# start of MATERIAL FOR THE TASK
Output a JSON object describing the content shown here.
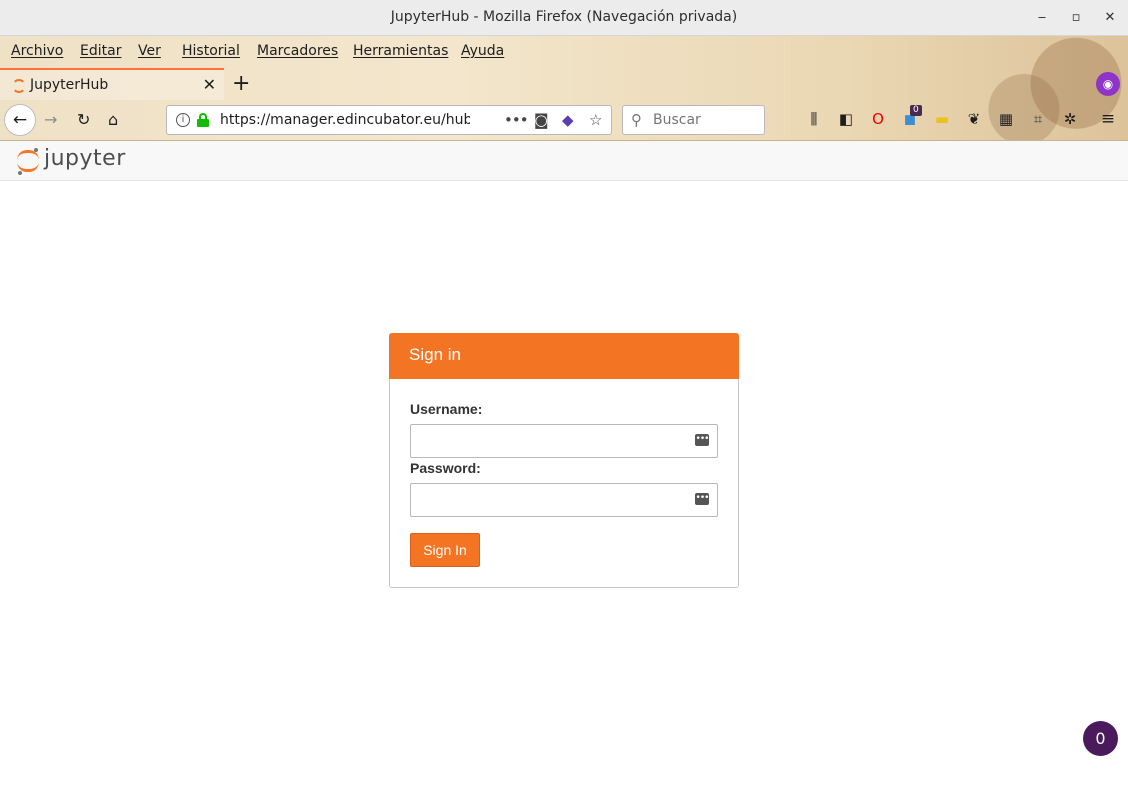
{
  "window": {
    "title": "JupyterHub - Mozilla Firefox (Navegación privada)",
    "minimize": "‒",
    "maximize": "▫",
    "close": "✕"
  },
  "menubar": {
    "items": [
      {
        "label": "Archivo"
      },
      {
        "label": "Editar"
      },
      {
        "label": "Ver"
      },
      {
        "label": "Historial"
      },
      {
        "label": "Marcadores"
      },
      {
        "label": "Herramientas"
      },
      {
        "label": "Ayuda"
      }
    ]
  },
  "tabs": [
    {
      "label": "JupyterHub",
      "close": "✕",
      "active": true
    }
  ],
  "new_tab": "+",
  "navbar": {
    "back": "←",
    "forward": "→",
    "reload": "↻",
    "home": "⌂",
    "url": "https://manager.edincubator.eu/hub/lo",
    "page_actions": "•••",
    "search_placeholder": "Buscar",
    "extension_badge": "0"
  },
  "jupyter": {
    "wordmark": "jupyter"
  },
  "signin": {
    "title": "Sign in",
    "username_label": "Username:",
    "username_value": "",
    "password_label": "Password:",
    "password_value": "",
    "button_label": "Sign In"
  },
  "floating_badge": "0",
  "colors": {
    "jupyter_orange": "#f37524",
    "private_purple": "#8f34c9",
    "badge_purple": "#4a1a5c"
  }
}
# end of MATERIAL FOR THE TASK
■ **SET PROBLEM**:
Exact duplication of all the records is required; pictures are omitted from the copy.

■ **TASK OUTPUT**:
Output a JSON object describing the content shown here.
{
  "window": {
    "title": "JupyterHub - Mozilla Firefox (Navegación privada)",
    "minimize": "‒",
    "maximize": "▫",
    "close": "✕"
  },
  "menubar": {
    "items": [
      {
        "label": "Archivo"
      },
      {
        "label": "Editar"
      },
      {
        "label": "Ver"
      },
      {
        "label": "Historial"
      },
      {
        "label": "Marcadores"
      },
      {
        "label": "Herramientas"
      },
      {
        "label": "Ayuda"
      }
    ]
  },
  "tabs": [
    {
      "label": "JupyterHub",
      "close": "✕",
      "active": true
    }
  ],
  "new_tab": "+",
  "navbar": {
    "back": "←",
    "forward": "→",
    "reload": "↻",
    "home": "⌂",
    "url": "https://manager.edincubator.eu/hub/lo",
    "page_actions": "•••",
    "search_placeholder": "Buscar",
    "extension_badge": "0"
  },
  "jupyter": {
    "wordmark": "jupyter"
  },
  "signin": {
    "title": "Sign in",
    "username_label": "Username:",
    "username_value": "",
    "password_label": "Password:",
    "password_value": "",
    "button_label": "Sign In"
  },
  "floating_badge": "0",
  "colors": {
    "jupyter_orange": "#f37524",
    "private_purple": "#8f34c9",
    "badge_purple": "#4a1a5c"
  }
}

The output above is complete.